(Goal) Take down each entry exactly as written.

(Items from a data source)
begin
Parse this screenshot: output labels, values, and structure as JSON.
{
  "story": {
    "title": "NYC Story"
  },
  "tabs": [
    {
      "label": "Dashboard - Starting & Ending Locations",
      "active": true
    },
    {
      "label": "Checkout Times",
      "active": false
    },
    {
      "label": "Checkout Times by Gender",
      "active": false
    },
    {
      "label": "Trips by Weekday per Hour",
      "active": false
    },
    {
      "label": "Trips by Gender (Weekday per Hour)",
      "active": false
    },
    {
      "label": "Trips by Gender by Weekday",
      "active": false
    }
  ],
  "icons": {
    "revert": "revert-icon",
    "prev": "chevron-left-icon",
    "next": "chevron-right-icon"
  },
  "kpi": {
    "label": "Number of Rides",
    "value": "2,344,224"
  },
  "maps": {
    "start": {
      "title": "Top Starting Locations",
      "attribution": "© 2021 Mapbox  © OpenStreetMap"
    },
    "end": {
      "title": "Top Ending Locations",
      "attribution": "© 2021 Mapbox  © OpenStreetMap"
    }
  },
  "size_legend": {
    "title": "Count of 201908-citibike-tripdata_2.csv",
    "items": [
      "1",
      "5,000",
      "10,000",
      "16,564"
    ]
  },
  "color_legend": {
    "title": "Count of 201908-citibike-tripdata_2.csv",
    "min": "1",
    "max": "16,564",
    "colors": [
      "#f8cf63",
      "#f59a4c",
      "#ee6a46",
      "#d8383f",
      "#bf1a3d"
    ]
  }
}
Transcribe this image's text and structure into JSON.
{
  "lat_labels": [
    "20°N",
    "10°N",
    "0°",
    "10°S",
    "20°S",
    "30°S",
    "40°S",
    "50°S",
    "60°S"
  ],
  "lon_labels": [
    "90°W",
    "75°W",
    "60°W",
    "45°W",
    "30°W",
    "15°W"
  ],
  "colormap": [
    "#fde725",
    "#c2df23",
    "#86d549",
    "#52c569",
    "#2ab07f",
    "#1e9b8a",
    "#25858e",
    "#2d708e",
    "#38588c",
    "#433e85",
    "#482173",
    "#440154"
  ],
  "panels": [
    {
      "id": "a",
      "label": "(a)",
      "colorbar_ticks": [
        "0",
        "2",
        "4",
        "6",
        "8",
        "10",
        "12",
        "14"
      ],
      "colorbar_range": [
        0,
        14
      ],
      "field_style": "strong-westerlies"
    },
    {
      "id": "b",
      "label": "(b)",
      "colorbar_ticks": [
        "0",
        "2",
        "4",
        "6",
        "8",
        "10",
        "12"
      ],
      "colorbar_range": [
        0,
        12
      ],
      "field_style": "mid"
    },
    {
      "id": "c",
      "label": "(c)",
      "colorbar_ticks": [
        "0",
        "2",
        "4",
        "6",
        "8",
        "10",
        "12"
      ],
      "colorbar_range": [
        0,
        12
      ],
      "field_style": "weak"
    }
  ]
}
end
(Response for this exercise)
Parse this screenshot: output labels, values, and structure as JSON.
{
  "story": {
    "title": "NYC Story"
  },
  "tabs": [
    {
      "label": "Dashboard - Starting & Ending Locations",
      "active": true
    },
    {
      "label": "Checkout Times",
      "active": false
    },
    {
      "label": "Checkout Times by Gender",
      "active": false
    },
    {
      "label": "Trips by Weekday per Hour",
      "active": false
    },
    {
      "label": "Trips by Gender (Weekday per Hour)",
      "active": false
    },
    {
      "label": "Trips by Gender by Weekday",
      "active": false
    }
  ],
  "icons": {
    "revert": "revert-icon",
    "prev": "chevron-left-icon",
    "next": "chevron-right-icon"
  },
  "kpi": {
    "label": "Number of Rides",
    "value": "2,344,224"
  },
  "maps": {
    "start": {
      "title": "Top Starting Locations",
      "attribution": "© 2021 Mapbox  © OpenStreetMap"
    },
    "end": {
      "title": "Top Ending Locations",
      "attribution": "© 2021 Mapbox  © OpenStreetMap"
    }
  },
  "size_legend": {
    "title": "Count of 201908-citibike-tripdata_2.csv",
    "items": [
      "1",
      "5,000",
      "10,000",
      "16,564"
    ]
  },
  "color_legend": {
    "title": "Count of 201908-citibike-tripdata_2.csv",
    "min": "1",
    "max": "16,564",
    "colors": [
      "#f8cf63",
      "#f59a4c",
      "#ee6a46",
      "#d8383f",
      "#bf1a3d"
    ]
  }
}
Transcribe this image's text and structure into JSON.
{
  "lat_labels": [
    "20°N",
    "10°N",
    "0°",
    "10°S",
    "20°S",
    "30°S",
    "40°S",
    "50°S",
    "60°S"
  ],
  "lon_labels": [
    "90°W",
    "75°W",
    "60°W",
    "45°W",
    "30°W",
    "15°W"
  ],
  "colormap": [
    "#fde725",
    "#c2df23",
    "#86d549",
    "#52c569",
    "#2ab07f",
    "#1e9b8a",
    "#25858e",
    "#2d708e",
    "#38588c",
    "#433e85",
    "#482173",
    "#440154"
  ],
  "panels": [
    {
      "id": "a",
      "label": "(a)",
      "colorbar_ticks": [
        "0",
        "2",
        "4",
        "6",
        "8",
        "10",
        "12",
        "14"
      ],
      "colorbar_range": [
        0,
        14
      ],
      "field_style": "strong-westerlies"
    },
    {
      "id": "b",
      "label": "(b)",
      "colorbar_ticks": [
        "0",
        "2",
        "4",
        "6",
        "8",
        "10",
        "12"
      ],
      "colorbar_range": [
        0,
        12
      ],
      "field_style": "mid"
    },
    {
      "id": "c",
      "label": "(c)",
      "colorbar_ticks": [
        "0",
        "2",
        "4",
        "6",
        "8",
        "10",
        "12"
      ],
      "colorbar_range": [
        0,
        12
      ],
      "field_style": "weak"
    }
  ]
}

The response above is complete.